Stored entries:
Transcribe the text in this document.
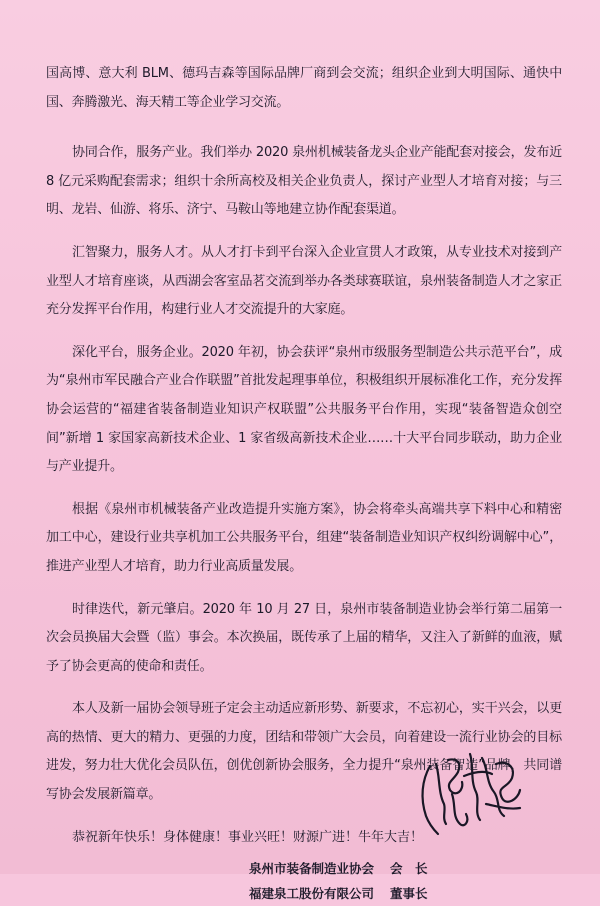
国高博、意大利 BLM、德玛吉森等国际品牌厂商到会交流；组织企业到大明国际、通快中国、奔腾激光、海天精工等企业学习交流。

协同合作，服务产业。我们举办 2020 泉州机械装备龙头企业产能配套对接会，发布近 8 亿元采购配套需求；组织十余所高校及相关企业负责人，探讨产业型人才培育对接；与三明、龙岩、仙游、将乐、济宁、马鞍山等地建立协作配套渠道。

汇智聚力，服务人才。从人才打卡到平台深入企业宣贯人才政策，从专业技术对接到产业型人才培育座谈，从西湖会客室品茗交流到举办各类球赛联谊，泉州装备制造人才之家正充分发挥平台作用，构建行业人才交流提升的大家庭。

深化平台，服务企业。2020 年初，协会获评“泉州市级服务型制造公共示范平台”，成为“泉州市军民融合产业合作联盟”首批发起理事单位，积极组织开展标准化工作，充分发挥协会运营的“福建省装备制造业知识产权联盟”公共服务平台作用，实现“装备智造众创空间”新增 1 家国家高新技术企业、1 家省级高新技术企业……十大平台同步联动，助力企业与产业提升。

根据《泉州市机械装备产业改造提升实施方案》，协会将牵头高端共享下料中心和精密加工中心，建设行业共享机加工公共服务平台，组建“装备制造业知识产权纠纷调解中心”，推进产业型人才培育，助力行业高质量发展。

时律迭代，新元肇启。2020 年 10 月 27 日，泉州市装备制造业协会举行第二届第一次会员换届大会暨（监）事会。本次换届，既传承了上届的精华，又注入了新鲜的血液，赋予了协会更高的使命和责任。

本人及新一届协会领导班子定会主动适应新形势、新要求，不忘初心，实干兴会，以更高的热情、更大的精力、更强的力度，团结和带领广大会员，向着建设一流行业协会的目标进发，努力壮大优化会员队伍，创优创新协会服务，全力提升“泉州装备智造”品牌，共同谱写协会发展新篇章。

恭祝新年快乐！身体健康！事业兴旺！财源广进！牛年大吉！

泉州市装备制造业协会 会　长
福建泉工股份有限公司 董事长
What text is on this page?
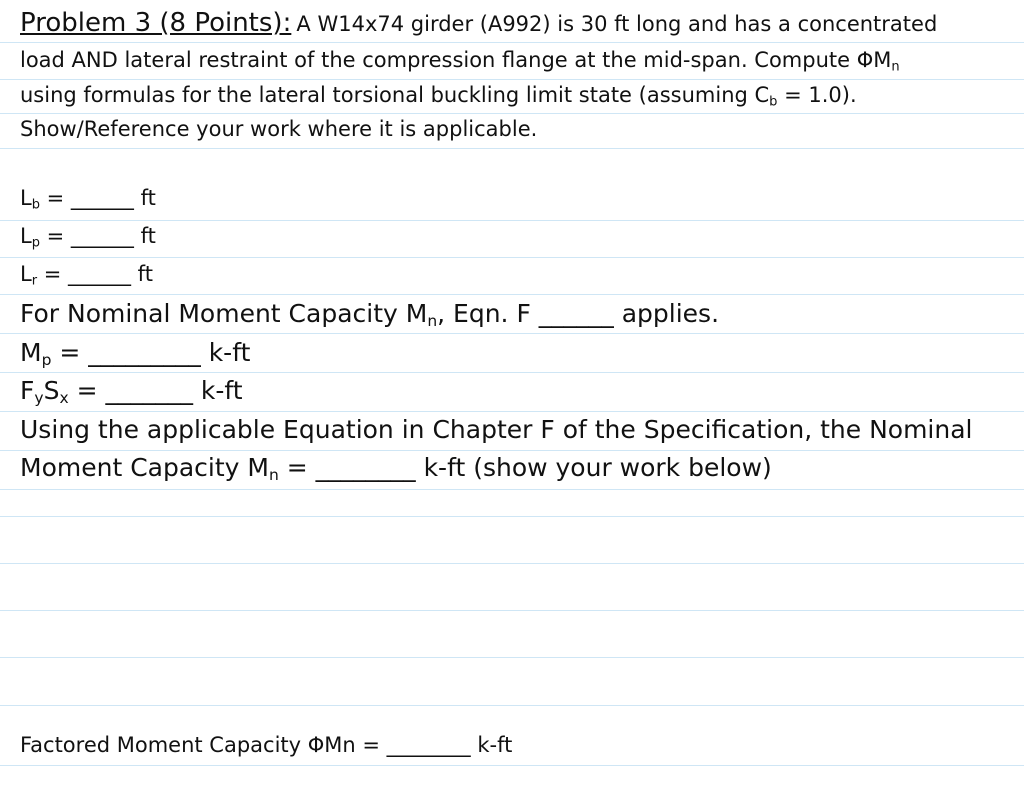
Problem 3 (8 Points): A W14x74 girder (A992) is 30 ft long and has a concentrated
load AND lateral restraint of the compression flange at the mid-span. Compute $\Phi M_n$
using formulas for the lateral torsional buckling limit state (assuming $C_b = 1.0$).
Show/Reference your work where it is applicable.
$L_b$ = ______ ft
$L_p$ = ______ ft
$L_r$ = ______ ft
For Nominal Moment Capacity $M_n$, Eqn. F ______ applies.
$M_p$ = _________ k-ft
$F_yS_x$ = _______ k-ft
Using the applicable Equation in Chapter F of the Specification, the Nominal
Moment Capacity $M_n$ = ________ k-ft (show your work below)
Factored Moment Capacity ΦMn = ________ k-ft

=== Your goal ===
Reproduce every line of the listing above in which the string "Moment" appears.

=== Correct result ===
For Nominal Moment Capacity $M_n$, Eqn. F ______ applies.
Moment Capacity $M_n$ = ________ k-ft (show your work below)
Factored Moment Capacity ΦMn = ________ k-ft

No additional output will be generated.